Pictures do not belong in the copy. Return all of the entries exactly.
** start **
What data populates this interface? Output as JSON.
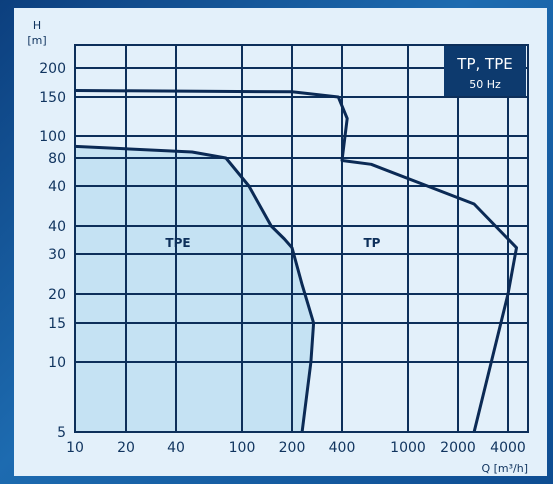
{
  "chart_data": {
    "type": "area",
    "title": "TP, TPE",
    "subtitle": "50 Hz",
    "ylabel": "H",
    "yunit": "[m]",
    "xlabel": "Q [m³/h]",
    "x_ticks": [
      "10",
      "20",
      "40",
      "100",
      "200",
      "400",
      "1000",
      "2000",
      "4000"
    ],
    "y_ticks": [
      "200",
      "150",
      "100",
      "80",
      "40",
      "40",
      "30",
      "20",
      "15",
      "10",
      "5"
    ],
    "grid": true,
    "series": [
      {
        "name": "TPE",
        "fill": "#c5e2f3",
        "points": [
          [
            10,
            90
          ],
          [
            50,
            85
          ],
          [
            80,
            80
          ],
          [
            110,
            60
          ],
          [
            150,
            40
          ],
          [
            180,
            35
          ],
          [
            200,
            32
          ],
          [
            230,
            22
          ],
          [
            250,
            18
          ],
          [
            270,
            15
          ],
          [
            260,
            10
          ],
          [
            230,
            5
          ]
        ]
      },
      {
        "name": "TP",
        "fill": "none",
        "points": [
          [
            10,
            160
          ],
          [
            200,
            158
          ],
          [
            380,
            150
          ],
          [
            430,
            120
          ],
          [
            400,
            78
          ],
          [
            600,
            75
          ],
          [
            2500,
            50
          ],
          [
            4400,
            32
          ],
          [
            4000,
            20
          ],
          [
            2500,
            5
          ]
        ]
      }
    ],
    "colors": {
      "line": "#0b2a55",
      "grid": "#0d2f5a",
      "plot_bg": "#e3f0fa",
      "tpe_fill": "#c5e2f3",
      "title_bg": "#0d3a6e"
    }
  }
}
** end **
• _WORKED SOLUTION_
What data populates this interface? Output as JSON.
{
  "chart_data": {
    "type": "area",
    "title": "TP, TPE",
    "subtitle": "50 Hz",
    "ylabel": "H",
    "yunit": "[m]",
    "xlabel": "Q [m³/h]",
    "x_ticks": [
      "10",
      "20",
      "40",
      "100",
      "200",
      "400",
      "1000",
      "2000",
      "4000"
    ],
    "y_ticks": [
      "200",
      "150",
      "100",
      "80",
      "40",
      "40",
      "30",
      "20",
      "15",
      "10",
      "5"
    ],
    "grid": true,
    "series": [
      {
        "name": "TPE",
        "fill": "#c5e2f3",
        "points": [
          [
            10,
            90
          ],
          [
            50,
            85
          ],
          [
            80,
            80
          ],
          [
            110,
            60
          ],
          [
            150,
            40
          ],
          [
            180,
            35
          ],
          [
            200,
            32
          ],
          [
            230,
            22
          ],
          [
            250,
            18
          ],
          [
            270,
            15
          ],
          [
            260,
            10
          ],
          [
            230,
            5
          ]
        ]
      },
      {
        "name": "TP",
        "fill": "none",
        "points": [
          [
            10,
            160
          ],
          [
            200,
            158
          ],
          [
            380,
            150
          ],
          [
            430,
            120
          ],
          [
            400,
            78
          ],
          [
            600,
            75
          ],
          [
            2500,
            50
          ],
          [
            4400,
            32
          ],
          [
            4000,
            20
          ],
          [
            2500,
            5
          ]
        ]
      }
    ],
    "colors": {
      "line": "#0b2a55",
      "grid": "#0d2f5a",
      "plot_bg": "#e3f0fa",
      "tpe_fill": "#c5e2f3",
      "title_bg": "#0d3a6e"
    }
  }
}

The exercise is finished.